Reproduce every line from the one containing "identify all the" down to the one containing "idealno-heading: Idealno za: <box>32", including both of those lines, with nothing changed.

_ _ _ _ _

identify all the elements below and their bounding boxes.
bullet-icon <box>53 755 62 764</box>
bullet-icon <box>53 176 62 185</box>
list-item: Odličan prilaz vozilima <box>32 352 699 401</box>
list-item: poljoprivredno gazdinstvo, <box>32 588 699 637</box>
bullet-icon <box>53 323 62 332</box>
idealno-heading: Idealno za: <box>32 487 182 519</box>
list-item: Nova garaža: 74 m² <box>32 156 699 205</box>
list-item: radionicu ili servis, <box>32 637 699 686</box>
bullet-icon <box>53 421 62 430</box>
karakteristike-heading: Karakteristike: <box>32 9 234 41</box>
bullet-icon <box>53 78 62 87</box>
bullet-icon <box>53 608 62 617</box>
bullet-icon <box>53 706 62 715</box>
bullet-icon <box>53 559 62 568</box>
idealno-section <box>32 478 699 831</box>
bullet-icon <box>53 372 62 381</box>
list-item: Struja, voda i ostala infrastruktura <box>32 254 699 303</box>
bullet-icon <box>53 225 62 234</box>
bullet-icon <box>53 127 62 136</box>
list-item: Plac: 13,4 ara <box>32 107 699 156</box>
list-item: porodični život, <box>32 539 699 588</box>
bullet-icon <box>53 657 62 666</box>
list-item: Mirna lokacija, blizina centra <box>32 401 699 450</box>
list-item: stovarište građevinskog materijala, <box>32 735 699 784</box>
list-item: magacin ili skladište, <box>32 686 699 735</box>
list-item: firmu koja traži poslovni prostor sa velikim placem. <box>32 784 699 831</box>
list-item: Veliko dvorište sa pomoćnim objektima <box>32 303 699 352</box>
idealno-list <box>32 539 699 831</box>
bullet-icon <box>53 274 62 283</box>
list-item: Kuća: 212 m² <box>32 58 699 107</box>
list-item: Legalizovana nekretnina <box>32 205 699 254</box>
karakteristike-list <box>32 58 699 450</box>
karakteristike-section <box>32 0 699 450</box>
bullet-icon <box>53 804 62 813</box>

_ _ _ _ _

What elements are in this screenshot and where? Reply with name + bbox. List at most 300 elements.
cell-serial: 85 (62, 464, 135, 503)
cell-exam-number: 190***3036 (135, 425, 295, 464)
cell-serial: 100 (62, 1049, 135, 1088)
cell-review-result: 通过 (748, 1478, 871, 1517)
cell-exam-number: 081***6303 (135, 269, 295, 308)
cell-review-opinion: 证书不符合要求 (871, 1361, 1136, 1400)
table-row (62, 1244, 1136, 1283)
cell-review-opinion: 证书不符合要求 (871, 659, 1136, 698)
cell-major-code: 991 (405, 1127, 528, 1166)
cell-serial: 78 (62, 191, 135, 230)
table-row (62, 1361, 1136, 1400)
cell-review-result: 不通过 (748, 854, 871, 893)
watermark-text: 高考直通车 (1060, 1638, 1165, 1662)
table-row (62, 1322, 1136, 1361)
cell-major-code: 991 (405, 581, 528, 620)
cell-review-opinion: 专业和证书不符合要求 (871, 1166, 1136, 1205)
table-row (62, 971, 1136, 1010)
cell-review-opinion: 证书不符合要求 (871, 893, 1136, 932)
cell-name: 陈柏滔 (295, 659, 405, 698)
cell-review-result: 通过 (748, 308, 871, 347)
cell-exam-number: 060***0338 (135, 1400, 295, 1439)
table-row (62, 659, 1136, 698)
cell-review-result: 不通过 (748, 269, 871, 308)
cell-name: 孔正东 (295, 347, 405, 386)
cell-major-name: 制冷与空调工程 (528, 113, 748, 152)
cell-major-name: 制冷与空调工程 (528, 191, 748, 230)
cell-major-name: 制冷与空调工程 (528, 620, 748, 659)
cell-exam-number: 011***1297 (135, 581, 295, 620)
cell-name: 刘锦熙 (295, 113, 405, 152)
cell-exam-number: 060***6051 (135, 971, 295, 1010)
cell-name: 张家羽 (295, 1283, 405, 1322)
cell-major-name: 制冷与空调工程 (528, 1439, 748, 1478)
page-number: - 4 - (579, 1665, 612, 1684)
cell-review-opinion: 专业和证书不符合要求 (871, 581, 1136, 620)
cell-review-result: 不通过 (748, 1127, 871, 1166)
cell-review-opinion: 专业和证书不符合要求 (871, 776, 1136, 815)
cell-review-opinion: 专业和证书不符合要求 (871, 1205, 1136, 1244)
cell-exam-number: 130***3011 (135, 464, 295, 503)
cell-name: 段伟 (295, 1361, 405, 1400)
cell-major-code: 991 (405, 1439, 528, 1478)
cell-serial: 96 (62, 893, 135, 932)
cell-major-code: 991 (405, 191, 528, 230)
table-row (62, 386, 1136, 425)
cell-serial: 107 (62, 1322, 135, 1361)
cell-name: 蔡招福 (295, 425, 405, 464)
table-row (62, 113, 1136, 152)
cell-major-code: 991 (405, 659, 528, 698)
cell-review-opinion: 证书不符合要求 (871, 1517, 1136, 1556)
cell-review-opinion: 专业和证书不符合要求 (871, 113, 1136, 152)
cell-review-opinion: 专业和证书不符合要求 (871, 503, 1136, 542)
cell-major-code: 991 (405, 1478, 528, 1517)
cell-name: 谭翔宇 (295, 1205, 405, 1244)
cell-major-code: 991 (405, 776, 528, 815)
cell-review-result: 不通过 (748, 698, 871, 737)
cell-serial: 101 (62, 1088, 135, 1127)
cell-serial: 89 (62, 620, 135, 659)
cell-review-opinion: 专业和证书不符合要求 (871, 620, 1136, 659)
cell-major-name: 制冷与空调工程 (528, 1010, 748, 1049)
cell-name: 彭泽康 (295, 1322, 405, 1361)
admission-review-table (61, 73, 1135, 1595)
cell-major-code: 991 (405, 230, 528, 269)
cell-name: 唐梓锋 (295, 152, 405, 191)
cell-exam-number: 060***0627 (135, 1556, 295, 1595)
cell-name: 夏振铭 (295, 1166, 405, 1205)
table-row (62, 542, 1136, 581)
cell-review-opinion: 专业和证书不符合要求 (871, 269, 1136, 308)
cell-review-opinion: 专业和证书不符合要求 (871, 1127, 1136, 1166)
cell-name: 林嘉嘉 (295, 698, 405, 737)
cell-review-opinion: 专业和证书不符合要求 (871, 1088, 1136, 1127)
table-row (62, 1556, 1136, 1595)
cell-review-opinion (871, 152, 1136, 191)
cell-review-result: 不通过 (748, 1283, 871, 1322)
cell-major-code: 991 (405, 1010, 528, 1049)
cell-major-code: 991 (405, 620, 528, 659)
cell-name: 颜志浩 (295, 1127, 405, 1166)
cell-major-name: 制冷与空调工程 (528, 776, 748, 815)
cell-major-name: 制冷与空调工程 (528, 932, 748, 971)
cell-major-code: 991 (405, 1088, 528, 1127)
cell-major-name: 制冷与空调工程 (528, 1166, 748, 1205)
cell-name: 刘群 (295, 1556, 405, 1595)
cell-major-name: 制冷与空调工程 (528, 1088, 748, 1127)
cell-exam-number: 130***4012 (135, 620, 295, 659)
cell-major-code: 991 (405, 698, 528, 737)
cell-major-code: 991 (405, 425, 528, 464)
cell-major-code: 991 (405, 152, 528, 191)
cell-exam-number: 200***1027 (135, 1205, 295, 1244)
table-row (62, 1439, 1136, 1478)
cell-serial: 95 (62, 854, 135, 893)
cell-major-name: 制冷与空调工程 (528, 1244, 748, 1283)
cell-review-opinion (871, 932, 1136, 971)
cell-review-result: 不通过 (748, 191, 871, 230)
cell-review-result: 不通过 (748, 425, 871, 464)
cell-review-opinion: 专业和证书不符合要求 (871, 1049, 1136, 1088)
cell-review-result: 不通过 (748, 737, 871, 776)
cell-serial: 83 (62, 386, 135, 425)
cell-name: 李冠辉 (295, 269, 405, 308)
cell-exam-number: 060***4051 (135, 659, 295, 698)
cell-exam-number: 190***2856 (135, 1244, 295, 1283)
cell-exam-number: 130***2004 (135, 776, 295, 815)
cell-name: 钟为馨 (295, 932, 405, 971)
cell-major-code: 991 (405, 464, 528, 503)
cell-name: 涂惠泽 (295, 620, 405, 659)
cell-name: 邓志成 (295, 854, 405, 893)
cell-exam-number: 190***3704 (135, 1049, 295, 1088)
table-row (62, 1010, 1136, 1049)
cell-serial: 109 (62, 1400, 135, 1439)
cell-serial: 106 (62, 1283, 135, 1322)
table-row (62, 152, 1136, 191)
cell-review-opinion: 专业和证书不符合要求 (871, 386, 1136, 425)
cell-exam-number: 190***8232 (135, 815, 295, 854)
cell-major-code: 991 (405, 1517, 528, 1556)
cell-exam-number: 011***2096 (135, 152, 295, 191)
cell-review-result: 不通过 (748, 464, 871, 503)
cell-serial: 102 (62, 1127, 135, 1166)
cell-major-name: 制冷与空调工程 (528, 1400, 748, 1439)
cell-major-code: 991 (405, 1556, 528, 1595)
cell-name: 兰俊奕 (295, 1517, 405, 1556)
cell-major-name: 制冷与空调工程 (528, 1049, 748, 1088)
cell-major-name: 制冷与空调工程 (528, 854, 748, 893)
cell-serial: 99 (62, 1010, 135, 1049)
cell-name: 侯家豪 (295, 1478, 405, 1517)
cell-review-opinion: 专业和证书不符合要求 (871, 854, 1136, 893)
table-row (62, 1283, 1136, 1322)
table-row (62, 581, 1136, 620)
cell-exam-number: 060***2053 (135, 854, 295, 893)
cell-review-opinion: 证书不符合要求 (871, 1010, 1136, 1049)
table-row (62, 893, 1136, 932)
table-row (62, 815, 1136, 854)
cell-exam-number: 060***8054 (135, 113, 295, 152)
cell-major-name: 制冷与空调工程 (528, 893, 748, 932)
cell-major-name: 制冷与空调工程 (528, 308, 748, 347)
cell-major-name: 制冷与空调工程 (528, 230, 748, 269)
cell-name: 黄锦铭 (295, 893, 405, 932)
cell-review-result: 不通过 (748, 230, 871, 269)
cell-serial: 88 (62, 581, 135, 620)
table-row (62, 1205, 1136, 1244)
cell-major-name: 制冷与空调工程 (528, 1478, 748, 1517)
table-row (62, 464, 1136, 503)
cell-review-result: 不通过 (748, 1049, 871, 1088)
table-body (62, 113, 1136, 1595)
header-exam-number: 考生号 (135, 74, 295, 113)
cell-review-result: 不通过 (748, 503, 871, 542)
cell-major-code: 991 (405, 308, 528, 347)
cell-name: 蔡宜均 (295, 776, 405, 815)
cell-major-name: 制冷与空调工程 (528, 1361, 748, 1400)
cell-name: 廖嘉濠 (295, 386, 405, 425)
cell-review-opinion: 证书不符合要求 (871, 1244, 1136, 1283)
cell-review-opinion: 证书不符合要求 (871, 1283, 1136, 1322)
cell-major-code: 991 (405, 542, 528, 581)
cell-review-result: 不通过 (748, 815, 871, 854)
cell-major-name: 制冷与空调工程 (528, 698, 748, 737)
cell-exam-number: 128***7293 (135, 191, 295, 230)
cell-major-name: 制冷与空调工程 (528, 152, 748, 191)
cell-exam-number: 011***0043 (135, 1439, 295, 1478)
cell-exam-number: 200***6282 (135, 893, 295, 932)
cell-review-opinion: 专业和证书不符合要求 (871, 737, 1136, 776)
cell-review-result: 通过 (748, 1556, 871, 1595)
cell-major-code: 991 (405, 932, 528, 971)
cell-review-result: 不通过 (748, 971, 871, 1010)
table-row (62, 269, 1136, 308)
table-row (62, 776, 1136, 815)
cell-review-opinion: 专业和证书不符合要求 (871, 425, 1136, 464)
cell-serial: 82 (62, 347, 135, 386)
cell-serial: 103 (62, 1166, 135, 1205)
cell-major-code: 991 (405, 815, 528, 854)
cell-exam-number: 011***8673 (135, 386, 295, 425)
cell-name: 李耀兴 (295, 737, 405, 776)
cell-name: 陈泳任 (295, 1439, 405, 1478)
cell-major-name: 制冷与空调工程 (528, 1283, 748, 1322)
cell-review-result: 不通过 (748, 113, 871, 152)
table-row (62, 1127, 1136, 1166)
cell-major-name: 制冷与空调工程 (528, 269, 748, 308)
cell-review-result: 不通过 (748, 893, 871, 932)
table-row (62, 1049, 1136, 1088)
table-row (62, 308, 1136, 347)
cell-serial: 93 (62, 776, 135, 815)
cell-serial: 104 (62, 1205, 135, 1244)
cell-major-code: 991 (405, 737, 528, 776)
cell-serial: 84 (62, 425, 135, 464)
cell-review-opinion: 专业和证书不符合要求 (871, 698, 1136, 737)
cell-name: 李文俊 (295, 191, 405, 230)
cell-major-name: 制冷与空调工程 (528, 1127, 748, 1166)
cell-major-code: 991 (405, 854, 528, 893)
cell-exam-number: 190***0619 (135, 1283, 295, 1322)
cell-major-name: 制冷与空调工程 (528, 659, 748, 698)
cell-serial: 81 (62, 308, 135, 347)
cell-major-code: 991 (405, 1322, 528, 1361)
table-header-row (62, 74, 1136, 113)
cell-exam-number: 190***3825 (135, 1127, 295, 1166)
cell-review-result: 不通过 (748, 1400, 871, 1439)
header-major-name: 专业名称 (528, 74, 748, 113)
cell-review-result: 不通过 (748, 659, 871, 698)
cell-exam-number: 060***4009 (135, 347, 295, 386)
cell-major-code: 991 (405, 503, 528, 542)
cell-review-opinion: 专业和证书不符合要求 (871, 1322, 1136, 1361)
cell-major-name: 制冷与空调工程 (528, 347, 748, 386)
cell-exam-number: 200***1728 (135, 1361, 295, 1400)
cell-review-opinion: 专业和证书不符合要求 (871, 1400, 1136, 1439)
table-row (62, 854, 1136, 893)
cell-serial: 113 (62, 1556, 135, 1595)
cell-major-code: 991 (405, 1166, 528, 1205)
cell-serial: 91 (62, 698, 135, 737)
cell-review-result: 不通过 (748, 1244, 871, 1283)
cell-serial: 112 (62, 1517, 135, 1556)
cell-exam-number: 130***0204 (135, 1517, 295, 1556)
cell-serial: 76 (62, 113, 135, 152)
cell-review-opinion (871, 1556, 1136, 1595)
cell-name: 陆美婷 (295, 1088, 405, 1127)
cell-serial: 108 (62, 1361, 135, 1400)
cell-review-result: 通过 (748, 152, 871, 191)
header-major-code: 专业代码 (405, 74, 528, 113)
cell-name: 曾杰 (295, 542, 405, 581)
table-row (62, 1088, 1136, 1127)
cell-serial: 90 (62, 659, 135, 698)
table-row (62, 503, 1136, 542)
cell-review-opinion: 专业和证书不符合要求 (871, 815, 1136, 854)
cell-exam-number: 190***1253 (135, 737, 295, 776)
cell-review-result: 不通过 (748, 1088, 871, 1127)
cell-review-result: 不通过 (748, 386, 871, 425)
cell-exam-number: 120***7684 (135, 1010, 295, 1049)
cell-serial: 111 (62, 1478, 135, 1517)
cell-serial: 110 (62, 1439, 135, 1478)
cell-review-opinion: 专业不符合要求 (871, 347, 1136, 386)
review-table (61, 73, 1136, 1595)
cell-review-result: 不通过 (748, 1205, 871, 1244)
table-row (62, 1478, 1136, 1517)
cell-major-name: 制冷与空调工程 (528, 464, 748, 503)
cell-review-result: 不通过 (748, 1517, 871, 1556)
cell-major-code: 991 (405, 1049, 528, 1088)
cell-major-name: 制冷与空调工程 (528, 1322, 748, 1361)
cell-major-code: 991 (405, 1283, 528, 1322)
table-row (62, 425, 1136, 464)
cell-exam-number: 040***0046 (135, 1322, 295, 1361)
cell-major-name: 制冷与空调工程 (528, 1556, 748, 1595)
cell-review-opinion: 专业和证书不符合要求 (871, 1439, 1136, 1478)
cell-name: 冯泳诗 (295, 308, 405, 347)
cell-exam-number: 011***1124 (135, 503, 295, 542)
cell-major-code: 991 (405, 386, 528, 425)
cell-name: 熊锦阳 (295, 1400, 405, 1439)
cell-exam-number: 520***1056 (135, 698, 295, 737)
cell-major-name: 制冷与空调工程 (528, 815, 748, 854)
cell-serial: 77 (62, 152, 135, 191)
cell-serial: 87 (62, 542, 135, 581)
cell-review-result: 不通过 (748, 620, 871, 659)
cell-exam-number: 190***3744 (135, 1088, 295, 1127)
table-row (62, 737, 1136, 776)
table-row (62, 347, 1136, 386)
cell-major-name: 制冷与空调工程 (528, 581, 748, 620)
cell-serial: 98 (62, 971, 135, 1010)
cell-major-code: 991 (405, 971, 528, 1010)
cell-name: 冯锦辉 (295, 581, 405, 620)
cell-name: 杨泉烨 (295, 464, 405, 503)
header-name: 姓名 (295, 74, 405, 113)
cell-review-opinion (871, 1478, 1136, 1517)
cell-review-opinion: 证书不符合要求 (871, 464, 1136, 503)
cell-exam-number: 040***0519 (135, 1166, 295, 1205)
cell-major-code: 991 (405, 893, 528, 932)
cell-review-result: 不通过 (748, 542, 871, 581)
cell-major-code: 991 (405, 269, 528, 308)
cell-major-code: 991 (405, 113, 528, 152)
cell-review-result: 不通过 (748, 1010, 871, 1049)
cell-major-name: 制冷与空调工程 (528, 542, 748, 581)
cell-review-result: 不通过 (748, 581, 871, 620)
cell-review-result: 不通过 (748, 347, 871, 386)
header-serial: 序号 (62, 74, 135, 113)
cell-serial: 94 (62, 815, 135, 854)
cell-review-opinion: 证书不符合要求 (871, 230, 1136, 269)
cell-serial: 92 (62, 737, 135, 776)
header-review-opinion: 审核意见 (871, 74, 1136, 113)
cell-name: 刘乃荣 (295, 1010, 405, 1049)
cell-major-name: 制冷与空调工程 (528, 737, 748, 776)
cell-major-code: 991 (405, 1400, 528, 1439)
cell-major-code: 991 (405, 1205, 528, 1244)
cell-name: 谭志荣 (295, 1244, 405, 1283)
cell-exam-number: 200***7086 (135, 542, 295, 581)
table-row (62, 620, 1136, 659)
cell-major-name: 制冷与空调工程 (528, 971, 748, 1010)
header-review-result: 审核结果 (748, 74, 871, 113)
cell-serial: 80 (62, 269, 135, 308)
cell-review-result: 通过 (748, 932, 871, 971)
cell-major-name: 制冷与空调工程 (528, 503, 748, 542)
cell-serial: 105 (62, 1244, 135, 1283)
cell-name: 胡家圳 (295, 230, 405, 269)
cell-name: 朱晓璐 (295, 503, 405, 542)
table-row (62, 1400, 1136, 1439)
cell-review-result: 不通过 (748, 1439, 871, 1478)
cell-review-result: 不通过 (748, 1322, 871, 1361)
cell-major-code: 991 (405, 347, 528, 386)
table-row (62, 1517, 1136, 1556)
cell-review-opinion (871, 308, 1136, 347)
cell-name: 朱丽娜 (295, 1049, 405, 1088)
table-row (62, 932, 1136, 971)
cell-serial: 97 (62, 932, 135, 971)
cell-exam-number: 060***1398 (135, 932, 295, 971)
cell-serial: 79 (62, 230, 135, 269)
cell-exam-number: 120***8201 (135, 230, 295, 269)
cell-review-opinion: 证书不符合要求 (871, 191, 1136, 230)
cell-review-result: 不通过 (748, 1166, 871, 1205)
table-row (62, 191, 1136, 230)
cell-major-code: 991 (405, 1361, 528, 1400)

_ _ _ _ _

_Answer to this task_:
identify all the elements below and their bounding boxes.
bullet-icon <box>53 755 62 764</box>
bullet-icon <box>53 176 62 185</box>
list-item: Odličan prilaz vozilima <box>32 352 699 401</box>
list-item: poljoprivredno gazdinstvo, <box>32 588 699 637</box>
bullet-icon <box>53 323 62 332</box>
idealno-heading: Idealno za: <box>32 487 182 519</box>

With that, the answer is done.